■ **WHAT IS ASKED**:
Search the listing below for the string "into" and copy every line where it occurs.
┌─ RECORD EXTRACTS
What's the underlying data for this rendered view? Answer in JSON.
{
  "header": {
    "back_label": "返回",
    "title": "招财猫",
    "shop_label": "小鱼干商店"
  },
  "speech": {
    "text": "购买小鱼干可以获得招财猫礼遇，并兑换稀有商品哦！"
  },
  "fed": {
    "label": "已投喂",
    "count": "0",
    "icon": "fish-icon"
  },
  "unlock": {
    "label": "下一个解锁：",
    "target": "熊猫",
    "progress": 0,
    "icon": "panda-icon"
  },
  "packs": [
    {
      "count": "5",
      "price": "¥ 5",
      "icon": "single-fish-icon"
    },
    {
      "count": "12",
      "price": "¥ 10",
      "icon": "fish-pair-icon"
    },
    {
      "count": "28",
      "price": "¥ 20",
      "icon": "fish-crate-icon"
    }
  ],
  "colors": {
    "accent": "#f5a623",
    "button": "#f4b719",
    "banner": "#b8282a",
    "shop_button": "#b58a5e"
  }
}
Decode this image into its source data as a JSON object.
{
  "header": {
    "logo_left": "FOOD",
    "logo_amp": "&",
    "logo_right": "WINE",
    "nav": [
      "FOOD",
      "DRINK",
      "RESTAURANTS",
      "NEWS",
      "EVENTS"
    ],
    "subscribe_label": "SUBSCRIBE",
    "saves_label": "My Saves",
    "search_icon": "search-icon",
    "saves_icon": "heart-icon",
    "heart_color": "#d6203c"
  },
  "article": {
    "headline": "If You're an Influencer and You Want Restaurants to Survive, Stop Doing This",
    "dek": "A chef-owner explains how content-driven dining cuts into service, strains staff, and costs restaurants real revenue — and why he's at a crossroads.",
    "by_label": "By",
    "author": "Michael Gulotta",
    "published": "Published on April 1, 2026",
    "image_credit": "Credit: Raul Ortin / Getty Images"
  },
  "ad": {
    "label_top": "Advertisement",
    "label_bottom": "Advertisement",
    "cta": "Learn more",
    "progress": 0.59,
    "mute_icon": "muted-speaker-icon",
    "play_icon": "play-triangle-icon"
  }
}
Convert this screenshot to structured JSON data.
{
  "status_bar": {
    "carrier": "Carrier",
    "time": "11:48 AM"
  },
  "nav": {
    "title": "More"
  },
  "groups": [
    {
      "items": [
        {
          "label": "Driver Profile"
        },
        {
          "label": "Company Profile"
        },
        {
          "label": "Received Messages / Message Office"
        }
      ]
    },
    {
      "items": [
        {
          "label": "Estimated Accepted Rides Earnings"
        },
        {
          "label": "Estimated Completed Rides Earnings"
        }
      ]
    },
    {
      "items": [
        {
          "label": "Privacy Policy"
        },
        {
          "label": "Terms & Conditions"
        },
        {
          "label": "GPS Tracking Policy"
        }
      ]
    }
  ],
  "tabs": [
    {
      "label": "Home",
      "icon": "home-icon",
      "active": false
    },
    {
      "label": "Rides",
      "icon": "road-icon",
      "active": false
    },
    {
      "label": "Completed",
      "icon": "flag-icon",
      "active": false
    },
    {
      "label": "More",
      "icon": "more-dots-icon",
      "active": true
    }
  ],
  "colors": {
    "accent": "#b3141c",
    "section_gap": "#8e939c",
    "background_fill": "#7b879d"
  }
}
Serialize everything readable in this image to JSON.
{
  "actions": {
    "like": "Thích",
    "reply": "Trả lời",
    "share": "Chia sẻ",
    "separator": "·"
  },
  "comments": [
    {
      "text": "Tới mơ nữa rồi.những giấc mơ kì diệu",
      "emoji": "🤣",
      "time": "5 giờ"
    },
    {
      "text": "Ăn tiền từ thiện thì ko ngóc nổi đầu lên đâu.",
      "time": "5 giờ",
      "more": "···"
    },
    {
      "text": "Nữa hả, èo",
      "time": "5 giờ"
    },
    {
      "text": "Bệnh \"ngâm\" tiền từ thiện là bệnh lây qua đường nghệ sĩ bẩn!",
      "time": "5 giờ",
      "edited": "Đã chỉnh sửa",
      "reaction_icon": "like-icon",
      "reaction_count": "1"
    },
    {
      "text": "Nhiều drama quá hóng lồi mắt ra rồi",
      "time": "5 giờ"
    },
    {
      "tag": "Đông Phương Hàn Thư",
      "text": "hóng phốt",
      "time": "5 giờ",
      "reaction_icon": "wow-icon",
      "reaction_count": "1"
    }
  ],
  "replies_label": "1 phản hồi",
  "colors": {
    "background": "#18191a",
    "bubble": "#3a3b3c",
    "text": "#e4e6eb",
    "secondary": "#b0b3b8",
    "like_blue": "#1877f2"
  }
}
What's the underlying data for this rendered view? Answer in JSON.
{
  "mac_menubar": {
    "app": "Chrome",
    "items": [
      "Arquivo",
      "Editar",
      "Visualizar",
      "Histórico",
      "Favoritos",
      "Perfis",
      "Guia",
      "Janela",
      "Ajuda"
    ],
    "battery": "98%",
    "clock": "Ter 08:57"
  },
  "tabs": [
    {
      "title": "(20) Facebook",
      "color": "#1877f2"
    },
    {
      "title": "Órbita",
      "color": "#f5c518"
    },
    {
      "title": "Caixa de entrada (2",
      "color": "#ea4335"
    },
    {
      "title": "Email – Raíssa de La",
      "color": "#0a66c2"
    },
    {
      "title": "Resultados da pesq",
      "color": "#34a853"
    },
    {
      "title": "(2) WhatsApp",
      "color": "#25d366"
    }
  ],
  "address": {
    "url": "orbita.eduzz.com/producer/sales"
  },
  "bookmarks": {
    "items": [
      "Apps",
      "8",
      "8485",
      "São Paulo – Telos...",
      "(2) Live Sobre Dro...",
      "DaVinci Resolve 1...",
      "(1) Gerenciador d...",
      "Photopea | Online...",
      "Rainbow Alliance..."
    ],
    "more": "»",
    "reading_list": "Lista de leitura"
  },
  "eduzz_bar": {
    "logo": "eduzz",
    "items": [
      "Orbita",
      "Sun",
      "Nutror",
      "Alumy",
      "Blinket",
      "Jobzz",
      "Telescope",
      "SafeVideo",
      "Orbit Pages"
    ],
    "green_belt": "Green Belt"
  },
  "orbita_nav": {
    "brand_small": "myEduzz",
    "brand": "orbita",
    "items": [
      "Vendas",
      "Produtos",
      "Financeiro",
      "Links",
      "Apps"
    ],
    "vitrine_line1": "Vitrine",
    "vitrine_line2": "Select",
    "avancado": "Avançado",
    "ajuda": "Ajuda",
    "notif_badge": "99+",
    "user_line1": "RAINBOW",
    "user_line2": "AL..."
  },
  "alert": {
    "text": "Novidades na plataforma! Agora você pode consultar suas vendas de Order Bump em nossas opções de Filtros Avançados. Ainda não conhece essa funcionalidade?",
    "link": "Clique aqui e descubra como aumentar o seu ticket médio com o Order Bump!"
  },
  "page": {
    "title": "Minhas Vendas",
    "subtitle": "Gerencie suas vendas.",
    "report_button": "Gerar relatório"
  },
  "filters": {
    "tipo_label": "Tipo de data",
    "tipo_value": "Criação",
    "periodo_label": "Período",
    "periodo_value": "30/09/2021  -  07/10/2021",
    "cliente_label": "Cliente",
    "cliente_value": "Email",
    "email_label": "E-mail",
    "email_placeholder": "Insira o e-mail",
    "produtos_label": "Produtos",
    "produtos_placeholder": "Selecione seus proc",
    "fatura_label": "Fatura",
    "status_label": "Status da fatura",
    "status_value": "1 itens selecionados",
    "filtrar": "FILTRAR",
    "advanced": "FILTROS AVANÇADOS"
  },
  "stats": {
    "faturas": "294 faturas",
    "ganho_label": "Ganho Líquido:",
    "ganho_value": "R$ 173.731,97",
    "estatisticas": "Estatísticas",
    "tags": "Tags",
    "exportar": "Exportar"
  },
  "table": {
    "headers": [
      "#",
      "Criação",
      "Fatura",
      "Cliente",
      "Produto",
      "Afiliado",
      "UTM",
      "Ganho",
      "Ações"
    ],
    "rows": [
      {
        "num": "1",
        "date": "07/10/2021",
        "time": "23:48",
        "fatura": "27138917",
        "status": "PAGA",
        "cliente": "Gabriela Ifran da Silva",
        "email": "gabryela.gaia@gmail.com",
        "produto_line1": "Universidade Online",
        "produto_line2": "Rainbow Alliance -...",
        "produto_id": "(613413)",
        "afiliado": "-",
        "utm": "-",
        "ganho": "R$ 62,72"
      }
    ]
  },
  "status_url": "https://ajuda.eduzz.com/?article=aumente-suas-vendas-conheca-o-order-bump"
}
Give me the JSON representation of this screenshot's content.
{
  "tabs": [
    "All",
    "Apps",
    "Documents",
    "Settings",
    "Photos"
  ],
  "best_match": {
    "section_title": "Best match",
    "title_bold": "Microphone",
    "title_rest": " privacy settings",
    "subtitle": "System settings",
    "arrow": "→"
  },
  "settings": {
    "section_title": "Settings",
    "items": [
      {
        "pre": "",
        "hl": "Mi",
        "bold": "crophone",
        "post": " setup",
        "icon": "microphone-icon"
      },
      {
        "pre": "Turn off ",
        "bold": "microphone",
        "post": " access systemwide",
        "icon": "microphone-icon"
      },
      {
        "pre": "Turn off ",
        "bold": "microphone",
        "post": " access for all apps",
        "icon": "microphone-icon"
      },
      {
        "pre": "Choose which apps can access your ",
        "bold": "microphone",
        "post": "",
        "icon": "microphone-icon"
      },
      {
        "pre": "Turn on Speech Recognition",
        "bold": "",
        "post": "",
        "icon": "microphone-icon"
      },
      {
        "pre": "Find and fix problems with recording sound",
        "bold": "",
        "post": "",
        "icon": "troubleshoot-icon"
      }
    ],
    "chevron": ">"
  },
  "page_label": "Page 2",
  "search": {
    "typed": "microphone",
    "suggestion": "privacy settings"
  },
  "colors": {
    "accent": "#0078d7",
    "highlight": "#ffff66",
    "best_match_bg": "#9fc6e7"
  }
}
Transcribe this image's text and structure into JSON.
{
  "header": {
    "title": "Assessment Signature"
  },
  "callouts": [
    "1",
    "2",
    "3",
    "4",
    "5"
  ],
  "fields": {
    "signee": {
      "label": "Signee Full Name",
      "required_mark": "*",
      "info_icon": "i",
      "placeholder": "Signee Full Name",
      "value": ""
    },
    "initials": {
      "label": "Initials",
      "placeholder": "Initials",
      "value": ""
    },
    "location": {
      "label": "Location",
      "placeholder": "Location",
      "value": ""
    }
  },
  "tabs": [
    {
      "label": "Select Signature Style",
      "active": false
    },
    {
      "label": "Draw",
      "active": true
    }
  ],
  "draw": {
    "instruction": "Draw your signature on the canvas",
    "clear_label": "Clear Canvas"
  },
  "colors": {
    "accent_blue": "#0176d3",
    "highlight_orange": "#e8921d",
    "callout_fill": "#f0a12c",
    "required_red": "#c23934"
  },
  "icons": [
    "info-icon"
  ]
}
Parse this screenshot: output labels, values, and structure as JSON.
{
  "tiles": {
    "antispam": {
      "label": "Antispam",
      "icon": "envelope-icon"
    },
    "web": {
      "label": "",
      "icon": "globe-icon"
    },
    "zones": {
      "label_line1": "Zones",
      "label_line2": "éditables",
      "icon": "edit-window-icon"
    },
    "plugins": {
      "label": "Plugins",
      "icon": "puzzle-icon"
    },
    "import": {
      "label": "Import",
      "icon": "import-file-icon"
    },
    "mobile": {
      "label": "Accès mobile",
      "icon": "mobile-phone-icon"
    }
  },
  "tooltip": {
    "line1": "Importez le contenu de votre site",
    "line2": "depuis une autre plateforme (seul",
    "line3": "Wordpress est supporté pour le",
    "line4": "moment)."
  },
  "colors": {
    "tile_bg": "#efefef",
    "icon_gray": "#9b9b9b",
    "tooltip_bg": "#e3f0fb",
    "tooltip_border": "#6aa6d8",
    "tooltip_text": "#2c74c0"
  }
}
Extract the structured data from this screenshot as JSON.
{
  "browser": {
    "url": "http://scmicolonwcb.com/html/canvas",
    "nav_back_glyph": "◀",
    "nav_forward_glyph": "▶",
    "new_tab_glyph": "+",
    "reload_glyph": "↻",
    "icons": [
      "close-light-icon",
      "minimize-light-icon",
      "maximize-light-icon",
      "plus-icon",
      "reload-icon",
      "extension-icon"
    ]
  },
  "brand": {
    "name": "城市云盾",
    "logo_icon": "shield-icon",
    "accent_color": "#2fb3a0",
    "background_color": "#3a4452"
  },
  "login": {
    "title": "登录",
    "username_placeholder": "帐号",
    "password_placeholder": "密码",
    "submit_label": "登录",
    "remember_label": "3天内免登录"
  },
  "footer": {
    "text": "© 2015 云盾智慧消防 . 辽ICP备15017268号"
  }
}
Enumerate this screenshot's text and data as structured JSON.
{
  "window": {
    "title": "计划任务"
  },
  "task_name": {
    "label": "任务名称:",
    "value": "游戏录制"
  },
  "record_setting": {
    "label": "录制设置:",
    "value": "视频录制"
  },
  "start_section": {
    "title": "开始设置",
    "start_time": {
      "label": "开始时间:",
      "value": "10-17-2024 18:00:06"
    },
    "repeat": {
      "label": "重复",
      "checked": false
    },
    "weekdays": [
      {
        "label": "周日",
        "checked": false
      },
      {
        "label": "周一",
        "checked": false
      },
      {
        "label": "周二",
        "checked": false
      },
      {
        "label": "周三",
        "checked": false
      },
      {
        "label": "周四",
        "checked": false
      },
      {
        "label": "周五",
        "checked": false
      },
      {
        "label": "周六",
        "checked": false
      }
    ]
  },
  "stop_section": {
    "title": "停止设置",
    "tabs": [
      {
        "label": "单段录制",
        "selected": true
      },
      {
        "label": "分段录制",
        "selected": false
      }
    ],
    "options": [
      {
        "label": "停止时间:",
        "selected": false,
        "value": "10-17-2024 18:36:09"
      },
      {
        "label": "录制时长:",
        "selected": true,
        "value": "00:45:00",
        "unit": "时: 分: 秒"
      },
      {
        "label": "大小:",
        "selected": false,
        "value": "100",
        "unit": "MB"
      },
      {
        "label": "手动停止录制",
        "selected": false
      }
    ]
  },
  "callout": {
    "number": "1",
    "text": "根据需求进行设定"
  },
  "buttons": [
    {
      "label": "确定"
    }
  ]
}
└─
■ **FULL SOLUTION**:
Decode this image into its source data as a JSON object.
    "dek": "A chef-owner explains how content-driven dining cuts into service, strains staff, and costs restaurants real revenue — and why he's at a crossroads.",
Transcribe this image's text and structure into JSON.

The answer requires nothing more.